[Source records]
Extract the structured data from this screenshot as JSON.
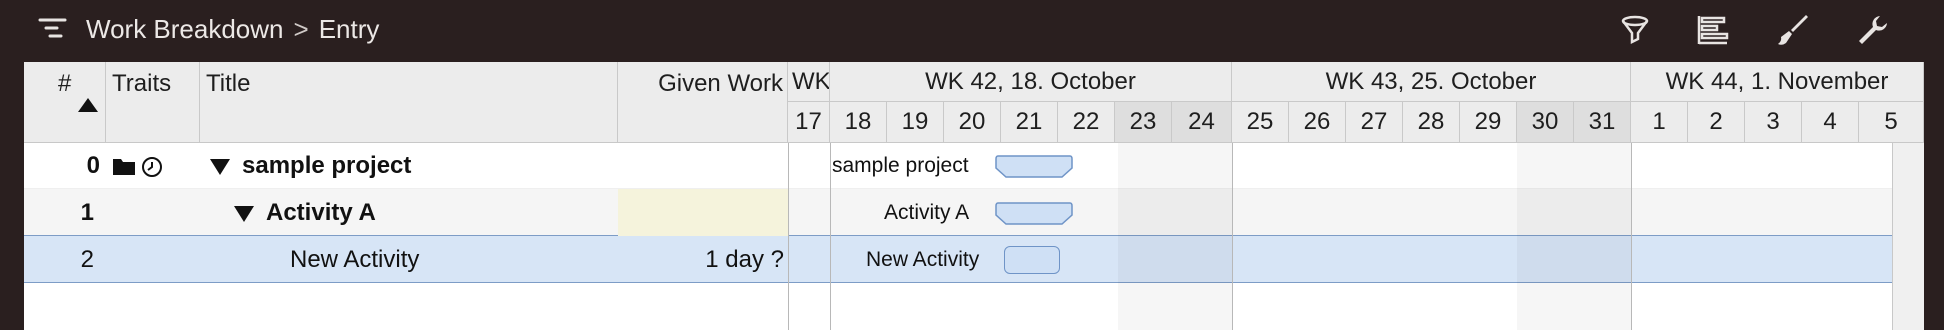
{
  "toolbar": {
    "breadcrumb_root": "Work Breakdown",
    "breadcrumb_sep": ">",
    "breadcrumb_current": "Entry",
    "icons": [
      "outline-icon",
      "filter-icon",
      "gantt-icon",
      "brush-icon",
      "wrench-icon"
    ]
  },
  "table": {
    "columns": {
      "num": "#",
      "traits": "Traits",
      "title": "Title",
      "given_work": "Given Work"
    },
    "rows": [
      {
        "num": "0",
        "title": "sample project",
        "given_work": "",
        "bar_label": "sample project"
      },
      {
        "num": "1",
        "title": "Activity A",
        "given_work": "",
        "bar_label": "Activity A"
      },
      {
        "num": "2",
        "title": "New Activity",
        "given_work": "1 day ?",
        "bar_label": "New Activity"
      }
    ]
  },
  "gantt": {
    "weeks": [
      "WK",
      "WK 42, 18. October",
      "WK 43, 25. October",
      "WK 44, 1. November"
    ],
    "days": [
      "17",
      "18",
      "19",
      "20",
      "21",
      "22",
      "23",
      "24",
      "25",
      "26",
      "27",
      "28",
      "29",
      "30",
      "31",
      "1",
      "2",
      "3",
      "4",
      "5"
    ]
  },
  "colors": {
    "toolbar_bg": "#2a1f1f",
    "selection": "#d7e5f6",
    "bar_fill": "#cfe0f5",
    "bar_stroke": "#6f94c7",
    "given_work_highlight": "#f5f3dc"
  }
}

Prompt —
Go over the records above and tally the lines with the word "sample" in them. Give the number alone.

The output —
2